Dataset rows
**********

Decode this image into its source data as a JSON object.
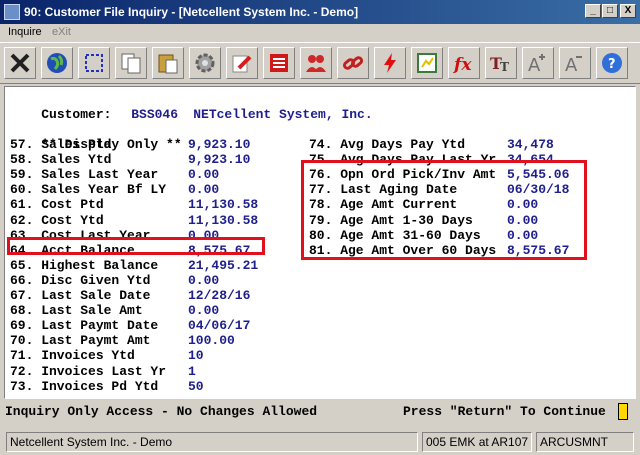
{
  "window": {
    "title": "90: Customer File Inquiry - [Netcellent System Inc. - Demo]",
    "min_label": "_",
    "max_label": "□",
    "close_label": "X"
  },
  "menu": {
    "inquire": "Inquire",
    "exit": "eXit"
  },
  "toolbar_icons": [
    "close-icon",
    "globe-icon",
    "select-icon",
    "copy-icon",
    "paste-icon",
    "settings-icon",
    "edit-icon",
    "list-icon",
    "users-icon",
    "link-icon",
    "lightning-icon",
    "chart-icon",
    "function-icon",
    "font-size-icon",
    "font-increase-icon",
    "font-decrease-icon",
    "help-icon"
  ],
  "customer": {
    "label": "Customer:",
    "code": "BSS046",
    "name": "NETcellent System, Inc."
  },
  "display_only": "** Display Only **",
  "left_fields": [
    {
      "label": "57. Sales Ptd",
      "value": "9,923.10"
    },
    {
      "label": "58. Sales Ytd",
      "value": "9,923.10"
    },
    {
      "label": "59. Sales Last Year",
      "value": "0.00"
    },
    {
      "label": "60. Sales Year Bf LY",
      "value": "0.00"
    },
    {
      "label": "61. Cost Ptd",
      "value": "11,130.58"
    },
    {
      "label": "62. Cost Ytd",
      "value": "11,130.58"
    },
    {
      "label": "63. Cost Last Year",
      "value": "0.00"
    },
    {
      "label": "64. Acct Balance",
      "value": "8,575.67"
    },
    {
      "label": "65. Highest Balance",
      "value": "21,495.21"
    },
    {
      "label": "66. Disc Given Ytd",
      "value": "0.00"
    },
    {
      "label": "67. Last Sale Date",
      "value": "12/28/16"
    },
    {
      "label": "68. Last Sale Amt",
      "value": "0.00"
    },
    {
      "label": "69. Last Paymt Date",
      "value": "04/06/17"
    },
    {
      "label": "70. Last Paymt Amt",
      "value": "100.00"
    },
    {
      "label": "71. Invoices Ytd",
      "value": "10"
    },
    {
      "label": "72. Invoices Last Yr",
      "value": "1"
    },
    {
      "label": "73. Invoices Pd Ytd",
      "value": "50"
    }
  ],
  "right_fields": [
    {
      "label": "74. Avg Days Pay Ytd",
      "value": "34,478"
    },
    {
      "label": "75. Avg Days Pay Last Yr",
      "value": "34,654"
    },
    {
      "label": "76. Opn Ord Pick/Inv Amt",
      "value": "5,545.06"
    },
    {
      "label": "77. Last Aging Date",
      "value": "06/30/18"
    },
    {
      "label": "78. Age Amt Current",
      "value": "0.00"
    },
    {
      "label": "79. Age Amt 1-30 Days",
      "value": "0.00"
    },
    {
      "label": "80. Age Amt 31-60 Days",
      "value": "0.00"
    },
    {
      "label": "81. Age Amt Over 60 Days",
      "value": "8,575.67"
    }
  ],
  "status": {
    "access": "Inquiry Only Access - No Changes Allowed",
    "prompt": "Press \"Return\" To Continue",
    "company": "Netcellent System Inc. - Demo",
    "terminal": "005 EMK at AR107",
    "program": "ARCUSMNT"
  },
  "colors": {
    "value_text": "#1e1e8c",
    "highlight_box": "#e0101c",
    "title_bar": "#0a246a"
  }
}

**********

Report how many lines of the listing above include the word "Year". Say nothing but the number.

3